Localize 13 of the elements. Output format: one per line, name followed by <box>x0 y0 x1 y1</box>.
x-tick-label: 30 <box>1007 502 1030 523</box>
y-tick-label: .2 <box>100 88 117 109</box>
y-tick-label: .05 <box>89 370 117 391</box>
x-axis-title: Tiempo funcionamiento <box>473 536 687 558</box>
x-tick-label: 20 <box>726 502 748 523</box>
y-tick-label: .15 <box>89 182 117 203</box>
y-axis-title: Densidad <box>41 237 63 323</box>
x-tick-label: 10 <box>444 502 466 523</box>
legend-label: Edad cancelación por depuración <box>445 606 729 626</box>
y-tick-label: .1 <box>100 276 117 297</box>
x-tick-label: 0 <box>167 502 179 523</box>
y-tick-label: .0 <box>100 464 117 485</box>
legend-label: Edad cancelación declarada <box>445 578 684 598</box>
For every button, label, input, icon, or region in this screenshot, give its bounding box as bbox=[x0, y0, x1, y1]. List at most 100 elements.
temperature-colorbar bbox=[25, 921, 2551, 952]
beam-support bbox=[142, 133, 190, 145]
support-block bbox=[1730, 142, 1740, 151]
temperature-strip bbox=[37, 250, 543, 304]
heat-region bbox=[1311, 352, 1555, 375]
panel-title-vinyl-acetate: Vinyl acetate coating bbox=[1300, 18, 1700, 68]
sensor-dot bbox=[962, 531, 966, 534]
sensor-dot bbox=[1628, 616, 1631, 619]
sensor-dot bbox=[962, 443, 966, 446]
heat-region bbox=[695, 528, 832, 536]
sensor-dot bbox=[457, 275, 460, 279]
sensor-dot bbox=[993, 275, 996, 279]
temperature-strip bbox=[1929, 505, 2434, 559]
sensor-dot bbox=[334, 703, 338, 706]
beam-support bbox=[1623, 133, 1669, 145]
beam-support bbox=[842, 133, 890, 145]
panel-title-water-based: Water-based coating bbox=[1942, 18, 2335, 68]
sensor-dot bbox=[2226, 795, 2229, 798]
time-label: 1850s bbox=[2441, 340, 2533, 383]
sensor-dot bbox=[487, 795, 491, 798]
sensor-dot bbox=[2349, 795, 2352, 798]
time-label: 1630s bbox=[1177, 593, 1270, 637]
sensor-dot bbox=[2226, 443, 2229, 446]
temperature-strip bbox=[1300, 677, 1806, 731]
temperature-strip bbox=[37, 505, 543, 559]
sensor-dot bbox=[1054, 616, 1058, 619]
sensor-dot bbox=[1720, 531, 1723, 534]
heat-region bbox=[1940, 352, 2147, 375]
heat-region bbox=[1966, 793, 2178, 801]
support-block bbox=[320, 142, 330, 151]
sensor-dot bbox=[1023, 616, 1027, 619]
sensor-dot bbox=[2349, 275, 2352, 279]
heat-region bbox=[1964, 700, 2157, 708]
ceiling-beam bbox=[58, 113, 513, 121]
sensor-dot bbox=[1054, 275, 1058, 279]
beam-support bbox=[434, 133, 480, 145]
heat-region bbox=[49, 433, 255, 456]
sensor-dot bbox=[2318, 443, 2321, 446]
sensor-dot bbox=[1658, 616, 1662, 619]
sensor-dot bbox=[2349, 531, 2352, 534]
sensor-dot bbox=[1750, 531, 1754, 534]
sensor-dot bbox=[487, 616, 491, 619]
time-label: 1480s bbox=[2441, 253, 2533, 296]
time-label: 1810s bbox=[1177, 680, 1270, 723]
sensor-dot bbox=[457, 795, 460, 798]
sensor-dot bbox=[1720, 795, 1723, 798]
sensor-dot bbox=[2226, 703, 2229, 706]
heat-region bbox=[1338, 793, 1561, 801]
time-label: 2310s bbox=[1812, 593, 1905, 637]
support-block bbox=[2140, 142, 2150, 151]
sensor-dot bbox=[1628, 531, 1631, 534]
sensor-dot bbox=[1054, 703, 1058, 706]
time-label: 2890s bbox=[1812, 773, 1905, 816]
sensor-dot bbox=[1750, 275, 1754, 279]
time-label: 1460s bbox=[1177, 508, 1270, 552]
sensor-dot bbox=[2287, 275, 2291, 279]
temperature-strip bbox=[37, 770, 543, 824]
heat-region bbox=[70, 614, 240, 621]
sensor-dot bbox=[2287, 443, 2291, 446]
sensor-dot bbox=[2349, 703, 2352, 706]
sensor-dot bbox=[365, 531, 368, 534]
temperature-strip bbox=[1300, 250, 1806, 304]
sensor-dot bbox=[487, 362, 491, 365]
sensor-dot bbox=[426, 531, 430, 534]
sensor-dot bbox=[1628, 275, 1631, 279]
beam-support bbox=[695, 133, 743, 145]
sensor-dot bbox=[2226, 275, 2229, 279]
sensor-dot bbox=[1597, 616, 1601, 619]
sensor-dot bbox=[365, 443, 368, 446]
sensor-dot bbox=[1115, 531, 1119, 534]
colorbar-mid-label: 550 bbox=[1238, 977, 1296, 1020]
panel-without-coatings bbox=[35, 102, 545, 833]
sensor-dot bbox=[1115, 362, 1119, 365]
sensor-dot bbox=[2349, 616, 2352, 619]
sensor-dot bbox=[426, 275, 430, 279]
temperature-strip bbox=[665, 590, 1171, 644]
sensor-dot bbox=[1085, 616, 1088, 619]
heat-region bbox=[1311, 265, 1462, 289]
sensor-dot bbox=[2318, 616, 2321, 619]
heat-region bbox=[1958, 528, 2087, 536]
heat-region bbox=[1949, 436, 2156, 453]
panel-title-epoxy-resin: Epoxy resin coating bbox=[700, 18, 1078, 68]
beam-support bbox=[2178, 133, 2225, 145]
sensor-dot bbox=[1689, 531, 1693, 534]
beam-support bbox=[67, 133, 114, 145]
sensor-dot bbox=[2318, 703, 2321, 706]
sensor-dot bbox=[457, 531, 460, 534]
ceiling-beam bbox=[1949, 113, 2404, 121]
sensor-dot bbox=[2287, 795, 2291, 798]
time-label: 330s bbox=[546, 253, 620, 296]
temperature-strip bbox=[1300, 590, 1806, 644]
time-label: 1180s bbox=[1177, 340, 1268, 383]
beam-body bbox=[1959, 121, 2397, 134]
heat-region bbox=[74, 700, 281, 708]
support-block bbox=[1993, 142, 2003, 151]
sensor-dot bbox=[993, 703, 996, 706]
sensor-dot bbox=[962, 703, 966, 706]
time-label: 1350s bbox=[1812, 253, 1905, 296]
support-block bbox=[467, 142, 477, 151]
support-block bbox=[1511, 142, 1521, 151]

** TASK DETAILS **
Copy all of the records above character for character, every line of each one.

** CORRECT OUTPUT **
Localize 13 of the elements. Output format: one per line, name followed by <box>x0 y0 x1 y1</box>.
x-tick-label: 30 <box>1007 502 1030 523</box>
y-tick-label: .2 <box>100 88 117 109</box>
y-tick-label: .05 <box>89 370 117 391</box>
x-axis-title: Tiempo funcionamiento <box>473 536 687 558</box>
x-tick-label: 20 <box>726 502 748 523</box>
y-tick-label: .15 <box>89 182 117 203</box>
y-axis-title: Densidad <box>41 237 63 323</box>
x-tick-label: 10 <box>444 502 466 523</box>
legend-label: Edad cancelación por depuración <box>445 606 729 626</box>
y-tick-label: .1 <box>100 276 117 297</box>
x-tick-label: 0 <box>167 502 179 523</box>
y-tick-label: .0 <box>100 464 117 485</box>
legend-label: Edad cancelación declarada <box>445 578 684 598</box>
For every button, label, input, icon, or region in this screenshot, give its bounding box as bbox=[x0, y0, x1, y1]. List at most 100 elements.
temperature-colorbar bbox=[25, 921, 2551, 952]
beam-support bbox=[142, 133, 190, 145]
support-block bbox=[1730, 142, 1740, 151]
temperature-strip bbox=[37, 250, 543, 304]
heat-region bbox=[1311, 352, 1555, 375]
panel-title-vinyl-acetate: Vinyl acetate coating bbox=[1300, 18, 1700, 68]
sensor-dot bbox=[962, 531, 966, 534]
sensor-dot bbox=[1628, 616, 1631, 619]
sensor-dot bbox=[962, 443, 966, 446]
heat-region bbox=[695, 528, 832, 536]
sensor-dot bbox=[457, 275, 460, 279]
sensor-dot bbox=[993, 275, 996, 279]
temperature-strip bbox=[1929, 505, 2434, 559]
sensor-dot bbox=[334, 703, 338, 706]
beam-support bbox=[1623, 133, 1669, 145]
beam-support bbox=[842, 133, 890, 145]
panel-title-water-based: Water-based coating bbox=[1942, 18, 2335, 68]
sensor-dot bbox=[2226, 795, 2229, 798]
time-label: 1850s bbox=[2441, 340, 2533, 383]
sensor-dot bbox=[487, 795, 491, 798]
sensor-dot bbox=[2349, 795, 2352, 798]
time-label: 1630s bbox=[1177, 593, 1270, 637]
sensor-dot bbox=[2226, 443, 2229, 446]
temperature-strip bbox=[1300, 677, 1806, 731]
temperature-strip bbox=[37, 505, 543, 559]
sensor-dot bbox=[1054, 616, 1058, 619]
sensor-dot bbox=[1720, 531, 1723, 534]
heat-region bbox=[1940, 352, 2147, 375]
heat-region bbox=[1966, 793, 2178, 801]
support-block bbox=[320, 142, 330, 151]
sensor-dot bbox=[1023, 616, 1027, 619]
sensor-dot bbox=[2349, 275, 2352, 279]
heat-region bbox=[1964, 700, 2157, 708]
ceiling-beam bbox=[58, 113, 513, 121]
sensor-dot bbox=[1054, 275, 1058, 279]
beam-support bbox=[434, 133, 480, 145]
heat-region bbox=[49, 433, 255, 456]
sensor-dot bbox=[2318, 443, 2321, 446]
sensor-dot bbox=[1658, 616, 1662, 619]
sensor-dot bbox=[2349, 531, 2352, 534]
sensor-dot bbox=[1750, 531, 1754, 534]
sensor-dot bbox=[487, 616, 491, 619]
time-label: 1480s bbox=[2441, 253, 2533, 296]
time-label: 1810s bbox=[1177, 680, 1270, 723]
sensor-dot bbox=[457, 795, 460, 798]
sensor-dot bbox=[1720, 795, 1723, 798]
sensor-dot bbox=[2226, 703, 2229, 706]
heat-region bbox=[1338, 793, 1561, 801]
time-label: 2310s bbox=[1812, 593, 1905, 637]
support-block bbox=[2140, 142, 2150, 151]
sensor-dot bbox=[1628, 531, 1631, 534]
sensor-dot bbox=[1054, 703, 1058, 706]
time-label: 2890s bbox=[1812, 773, 1905, 816]
sensor-dot bbox=[1750, 275, 1754, 279]
time-label: 1460s bbox=[1177, 508, 1270, 552]
sensor-dot bbox=[2287, 275, 2291, 279]
temperature-strip bbox=[37, 770, 543, 824]
heat-region bbox=[70, 614, 240, 621]
sensor-dot bbox=[2287, 443, 2291, 446]
sensor-dot bbox=[2349, 703, 2352, 706]
sensor-dot bbox=[365, 531, 368, 534]
temperature-strip bbox=[1300, 250, 1806, 304]
sensor-dot bbox=[487, 362, 491, 365]
sensor-dot bbox=[426, 531, 430, 534]
sensor-dot bbox=[1628, 275, 1631, 279]
beam-support bbox=[695, 133, 743, 145]
sensor-dot bbox=[2226, 275, 2229, 279]
sensor-dot bbox=[1597, 616, 1601, 619]
sensor-dot bbox=[365, 443, 368, 446]
sensor-dot bbox=[1115, 531, 1119, 534]
colorbar-mid-label: 550 bbox=[1238, 977, 1296, 1020]
panel-without-coatings bbox=[35, 102, 545, 833]
sensor-dot bbox=[1115, 362, 1119, 365]
sensor-dot bbox=[2349, 616, 2352, 619]
sensor-dot bbox=[426, 275, 430, 279]
temperature-strip bbox=[665, 590, 1171, 644]
sensor-dot bbox=[1085, 616, 1088, 619]
heat-region bbox=[1311, 265, 1462, 289]
sensor-dot bbox=[2318, 616, 2321, 619]
heat-region bbox=[1958, 528, 2087, 536]
heat-region bbox=[1949, 436, 2156, 453]
panel-title-epoxy-resin: Epoxy resin coating bbox=[700, 18, 1078, 68]
beam-support bbox=[2178, 133, 2225, 145]
sensor-dot bbox=[1689, 531, 1693, 534]
beam-support bbox=[67, 133, 114, 145]
sensor-dot bbox=[2318, 703, 2321, 706]
sensor-dot bbox=[457, 531, 460, 534]
ceiling-beam bbox=[1949, 113, 2404, 121]
sensor-dot bbox=[2287, 795, 2291, 798]
time-label: 330s bbox=[546, 253, 620, 296]
temperature-strip bbox=[1300, 590, 1806, 644]
time-label: 1180s bbox=[1177, 340, 1268, 383]
beam-body bbox=[1959, 121, 2397, 134]
heat-region bbox=[74, 700, 281, 708]
support-block bbox=[1993, 142, 2003, 151]
sensor-dot bbox=[993, 703, 996, 706]
sensor-dot bbox=[962, 703, 966, 706]
time-label: 1350s bbox=[1812, 253, 1905, 296]
support-block bbox=[467, 142, 477, 151]
support-block bbox=[1511, 142, 1521, 151]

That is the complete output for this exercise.